EXERCISE DETAILS: Write out the full listing exactly as given, minus the images.

TASK INPUT:
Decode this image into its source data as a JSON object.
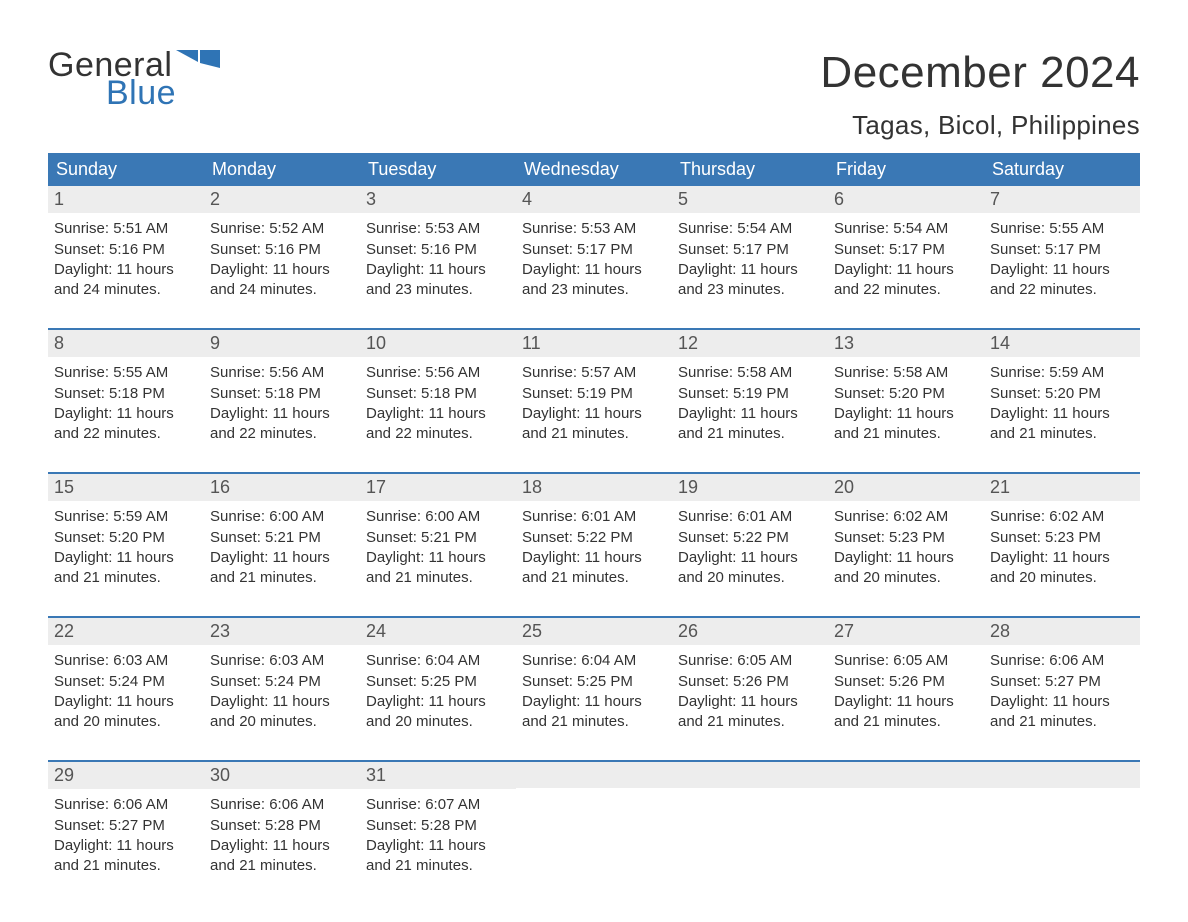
{
  "logo": {
    "text1": "General",
    "text2": "Blue",
    "accent_color": "#2f74b5"
  },
  "title": "December 2024",
  "location": "Tagas, Bicol, Philippines",
  "header_bg": "#3a78b5",
  "daynum_bg": "#ededed",
  "text_color": "#333333",
  "days_of_week": [
    "Sunday",
    "Monday",
    "Tuesday",
    "Wednesday",
    "Thursday",
    "Friday",
    "Saturday"
  ],
  "weeks": [
    [
      {
        "n": "1",
        "sunrise": "Sunrise: 5:51 AM",
        "sunset": "Sunset: 5:16 PM",
        "d1": "Daylight: 11 hours",
        "d2": "and 24 minutes."
      },
      {
        "n": "2",
        "sunrise": "Sunrise: 5:52 AM",
        "sunset": "Sunset: 5:16 PM",
        "d1": "Daylight: 11 hours",
        "d2": "and 24 minutes."
      },
      {
        "n": "3",
        "sunrise": "Sunrise: 5:53 AM",
        "sunset": "Sunset: 5:16 PM",
        "d1": "Daylight: 11 hours",
        "d2": "and 23 minutes."
      },
      {
        "n": "4",
        "sunrise": "Sunrise: 5:53 AM",
        "sunset": "Sunset: 5:17 PM",
        "d1": "Daylight: 11 hours",
        "d2": "and 23 minutes."
      },
      {
        "n": "5",
        "sunrise": "Sunrise: 5:54 AM",
        "sunset": "Sunset: 5:17 PM",
        "d1": "Daylight: 11 hours",
        "d2": "and 23 minutes."
      },
      {
        "n": "6",
        "sunrise": "Sunrise: 5:54 AM",
        "sunset": "Sunset: 5:17 PM",
        "d1": "Daylight: 11 hours",
        "d2": "and 22 minutes."
      },
      {
        "n": "7",
        "sunrise": "Sunrise: 5:55 AM",
        "sunset": "Sunset: 5:17 PM",
        "d1": "Daylight: 11 hours",
        "d2": "and 22 minutes."
      }
    ],
    [
      {
        "n": "8",
        "sunrise": "Sunrise: 5:55 AM",
        "sunset": "Sunset: 5:18 PM",
        "d1": "Daylight: 11 hours",
        "d2": "and 22 minutes."
      },
      {
        "n": "9",
        "sunrise": "Sunrise: 5:56 AM",
        "sunset": "Sunset: 5:18 PM",
        "d1": "Daylight: 11 hours",
        "d2": "and 22 minutes."
      },
      {
        "n": "10",
        "sunrise": "Sunrise: 5:56 AM",
        "sunset": "Sunset: 5:18 PM",
        "d1": "Daylight: 11 hours",
        "d2": "and 22 minutes."
      },
      {
        "n": "11",
        "sunrise": "Sunrise: 5:57 AM",
        "sunset": "Sunset: 5:19 PM",
        "d1": "Daylight: 11 hours",
        "d2": "and 21 minutes."
      },
      {
        "n": "12",
        "sunrise": "Sunrise: 5:58 AM",
        "sunset": "Sunset: 5:19 PM",
        "d1": "Daylight: 11 hours",
        "d2": "and 21 minutes."
      },
      {
        "n": "13",
        "sunrise": "Sunrise: 5:58 AM",
        "sunset": "Sunset: 5:20 PM",
        "d1": "Daylight: 11 hours",
        "d2": "and 21 minutes."
      },
      {
        "n": "14",
        "sunrise": "Sunrise: 5:59 AM",
        "sunset": "Sunset: 5:20 PM",
        "d1": "Daylight: 11 hours",
        "d2": "and 21 minutes."
      }
    ],
    [
      {
        "n": "15",
        "sunrise": "Sunrise: 5:59 AM",
        "sunset": "Sunset: 5:20 PM",
        "d1": "Daylight: 11 hours",
        "d2": "and 21 minutes."
      },
      {
        "n": "16",
        "sunrise": "Sunrise: 6:00 AM",
        "sunset": "Sunset: 5:21 PM",
        "d1": "Daylight: 11 hours",
        "d2": "and 21 minutes."
      },
      {
        "n": "17",
        "sunrise": "Sunrise: 6:00 AM",
        "sunset": "Sunset: 5:21 PM",
        "d1": "Daylight: 11 hours",
        "d2": "and 21 minutes."
      },
      {
        "n": "18",
        "sunrise": "Sunrise: 6:01 AM",
        "sunset": "Sunset: 5:22 PM",
        "d1": "Daylight: 11 hours",
        "d2": "and 21 minutes."
      },
      {
        "n": "19",
        "sunrise": "Sunrise: 6:01 AM",
        "sunset": "Sunset: 5:22 PM",
        "d1": "Daylight: 11 hours",
        "d2": "and 20 minutes."
      },
      {
        "n": "20",
        "sunrise": "Sunrise: 6:02 AM",
        "sunset": "Sunset: 5:23 PM",
        "d1": "Daylight: 11 hours",
        "d2": "and 20 minutes."
      },
      {
        "n": "21",
        "sunrise": "Sunrise: 6:02 AM",
        "sunset": "Sunset: 5:23 PM",
        "d1": "Daylight: 11 hours",
        "d2": "and 20 minutes."
      }
    ],
    [
      {
        "n": "22",
        "sunrise": "Sunrise: 6:03 AM",
        "sunset": "Sunset: 5:24 PM",
        "d1": "Daylight: 11 hours",
        "d2": "and 20 minutes."
      },
      {
        "n": "23",
        "sunrise": "Sunrise: 6:03 AM",
        "sunset": "Sunset: 5:24 PM",
        "d1": "Daylight: 11 hours",
        "d2": "and 20 minutes."
      },
      {
        "n": "24",
        "sunrise": "Sunrise: 6:04 AM",
        "sunset": "Sunset: 5:25 PM",
        "d1": "Daylight: 11 hours",
        "d2": "and 20 minutes."
      },
      {
        "n": "25",
        "sunrise": "Sunrise: 6:04 AM",
        "sunset": "Sunset: 5:25 PM",
        "d1": "Daylight: 11 hours",
        "d2": "and 21 minutes."
      },
      {
        "n": "26",
        "sunrise": "Sunrise: 6:05 AM",
        "sunset": "Sunset: 5:26 PM",
        "d1": "Daylight: 11 hours",
        "d2": "and 21 minutes."
      },
      {
        "n": "27",
        "sunrise": "Sunrise: 6:05 AM",
        "sunset": "Sunset: 5:26 PM",
        "d1": "Daylight: 11 hours",
        "d2": "and 21 minutes."
      },
      {
        "n": "28",
        "sunrise": "Sunrise: 6:06 AM",
        "sunset": "Sunset: 5:27 PM",
        "d1": "Daylight: 11 hours",
        "d2": "and 21 minutes."
      }
    ],
    [
      {
        "n": "29",
        "sunrise": "Sunrise: 6:06 AM",
        "sunset": "Sunset: 5:27 PM",
        "d1": "Daylight: 11 hours",
        "d2": "and 21 minutes."
      },
      {
        "n": "30",
        "sunrise": "Sunrise: 6:06 AM",
        "sunset": "Sunset: 5:28 PM",
        "d1": "Daylight: 11 hours",
        "d2": "and 21 minutes."
      },
      {
        "n": "31",
        "sunrise": "Sunrise: 6:07 AM",
        "sunset": "Sunset: 5:28 PM",
        "d1": "Daylight: 11 hours",
        "d2": "and 21 minutes."
      },
      null,
      null,
      null,
      null
    ]
  ]
}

SOLUTION TO THIS PROBLEM:
Decode this image into its source data as a JSON object.
{
  "logo": {
    "text1": "General",
    "text2": "Blue",
    "accent_color": "#2f74b5"
  },
  "title": "December 2024",
  "location": "Tagas, Bicol, Philippines",
  "header_bg": "#3a78b5",
  "daynum_bg": "#ededed",
  "text_color": "#333333",
  "days_of_week": [
    "Sunday",
    "Monday",
    "Tuesday",
    "Wednesday",
    "Thursday",
    "Friday",
    "Saturday"
  ],
  "weeks": [
    [
      {
        "n": "1",
        "sunrise": "Sunrise: 5:51 AM",
        "sunset": "Sunset: 5:16 PM",
        "d1": "Daylight: 11 hours",
        "d2": "and 24 minutes."
      },
      {
        "n": "2",
        "sunrise": "Sunrise: 5:52 AM",
        "sunset": "Sunset: 5:16 PM",
        "d1": "Daylight: 11 hours",
        "d2": "and 24 minutes."
      },
      {
        "n": "3",
        "sunrise": "Sunrise: 5:53 AM",
        "sunset": "Sunset: 5:16 PM",
        "d1": "Daylight: 11 hours",
        "d2": "and 23 minutes."
      },
      {
        "n": "4",
        "sunrise": "Sunrise: 5:53 AM",
        "sunset": "Sunset: 5:17 PM",
        "d1": "Daylight: 11 hours",
        "d2": "and 23 minutes."
      },
      {
        "n": "5",
        "sunrise": "Sunrise: 5:54 AM",
        "sunset": "Sunset: 5:17 PM",
        "d1": "Daylight: 11 hours",
        "d2": "and 23 minutes."
      },
      {
        "n": "6",
        "sunrise": "Sunrise: 5:54 AM",
        "sunset": "Sunset: 5:17 PM",
        "d1": "Daylight: 11 hours",
        "d2": "and 22 minutes."
      },
      {
        "n": "7",
        "sunrise": "Sunrise: 5:55 AM",
        "sunset": "Sunset: 5:17 PM",
        "d1": "Daylight: 11 hours",
        "d2": "and 22 minutes."
      }
    ],
    [
      {
        "n": "8",
        "sunrise": "Sunrise: 5:55 AM",
        "sunset": "Sunset: 5:18 PM",
        "d1": "Daylight: 11 hours",
        "d2": "and 22 minutes."
      },
      {
        "n": "9",
        "sunrise": "Sunrise: 5:56 AM",
        "sunset": "Sunset: 5:18 PM",
        "d1": "Daylight: 11 hours",
        "d2": "and 22 minutes."
      },
      {
        "n": "10",
        "sunrise": "Sunrise: 5:56 AM",
        "sunset": "Sunset: 5:18 PM",
        "d1": "Daylight: 11 hours",
        "d2": "and 22 minutes."
      },
      {
        "n": "11",
        "sunrise": "Sunrise: 5:57 AM",
        "sunset": "Sunset: 5:19 PM",
        "d1": "Daylight: 11 hours",
        "d2": "and 21 minutes."
      },
      {
        "n": "12",
        "sunrise": "Sunrise: 5:58 AM",
        "sunset": "Sunset: 5:19 PM",
        "d1": "Daylight: 11 hours",
        "d2": "and 21 minutes."
      },
      {
        "n": "13",
        "sunrise": "Sunrise: 5:58 AM",
        "sunset": "Sunset: 5:20 PM",
        "d1": "Daylight: 11 hours",
        "d2": "and 21 minutes."
      },
      {
        "n": "14",
        "sunrise": "Sunrise: 5:59 AM",
        "sunset": "Sunset: 5:20 PM",
        "d1": "Daylight: 11 hours",
        "d2": "and 21 minutes."
      }
    ],
    [
      {
        "n": "15",
        "sunrise": "Sunrise: 5:59 AM",
        "sunset": "Sunset: 5:20 PM",
        "d1": "Daylight: 11 hours",
        "d2": "and 21 minutes."
      },
      {
        "n": "16",
        "sunrise": "Sunrise: 6:00 AM",
        "sunset": "Sunset: 5:21 PM",
        "d1": "Daylight: 11 hours",
        "d2": "and 21 minutes."
      },
      {
        "n": "17",
        "sunrise": "Sunrise: 6:00 AM",
        "sunset": "Sunset: 5:21 PM",
        "d1": "Daylight: 11 hours",
        "d2": "and 21 minutes."
      },
      {
        "n": "18",
        "sunrise": "Sunrise: 6:01 AM",
        "sunset": "Sunset: 5:22 PM",
        "d1": "Daylight: 11 hours",
        "d2": "and 21 minutes."
      },
      {
        "n": "19",
        "sunrise": "Sunrise: 6:01 AM",
        "sunset": "Sunset: 5:22 PM",
        "d1": "Daylight: 11 hours",
        "d2": "and 20 minutes."
      },
      {
        "n": "20",
        "sunrise": "Sunrise: 6:02 AM",
        "sunset": "Sunset: 5:23 PM",
        "d1": "Daylight: 11 hours",
        "d2": "and 20 minutes."
      },
      {
        "n": "21",
        "sunrise": "Sunrise: 6:02 AM",
        "sunset": "Sunset: 5:23 PM",
        "d1": "Daylight: 11 hours",
        "d2": "and 20 minutes."
      }
    ],
    [
      {
        "n": "22",
        "sunrise": "Sunrise: 6:03 AM",
        "sunset": "Sunset: 5:24 PM",
        "d1": "Daylight: 11 hours",
        "d2": "and 20 minutes."
      },
      {
        "n": "23",
        "sunrise": "Sunrise: 6:03 AM",
        "sunset": "Sunset: 5:24 PM",
        "d1": "Daylight: 11 hours",
        "d2": "and 20 minutes."
      },
      {
        "n": "24",
        "sunrise": "Sunrise: 6:04 AM",
        "sunset": "Sunset: 5:25 PM",
        "d1": "Daylight: 11 hours",
        "d2": "and 20 minutes."
      },
      {
        "n": "25",
        "sunrise": "Sunrise: 6:04 AM",
        "sunset": "Sunset: 5:25 PM",
        "d1": "Daylight: 11 hours",
        "d2": "and 21 minutes."
      },
      {
        "n": "26",
        "sunrise": "Sunrise: 6:05 AM",
        "sunset": "Sunset: 5:26 PM",
        "d1": "Daylight: 11 hours",
        "d2": "and 21 minutes."
      },
      {
        "n": "27",
        "sunrise": "Sunrise: 6:05 AM",
        "sunset": "Sunset: 5:26 PM",
        "d1": "Daylight: 11 hours",
        "d2": "and 21 minutes."
      },
      {
        "n": "28",
        "sunrise": "Sunrise: 6:06 AM",
        "sunset": "Sunset: 5:27 PM",
        "d1": "Daylight: 11 hours",
        "d2": "and 21 minutes."
      }
    ],
    [
      {
        "n": "29",
        "sunrise": "Sunrise: 6:06 AM",
        "sunset": "Sunset: 5:27 PM",
        "d1": "Daylight: 11 hours",
        "d2": "and 21 minutes."
      },
      {
        "n": "30",
        "sunrise": "Sunrise: 6:06 AM",
        "sunset": "Sunset: 5:28 PM",
        "d1": "Daylight: 11 hours",
        "d2": "and 21 minutes."
      },
      {
        "n": "31",
        "sunrise": "Sunrise: 6:07 AM",
        "sunset": "Sunset: 5:28 PM",
        "d1": "Daylight: 11 hours",
        "d2": "and 21 minutes."
      },
      null,
      null,
      null,
      null
    ]
  ]
}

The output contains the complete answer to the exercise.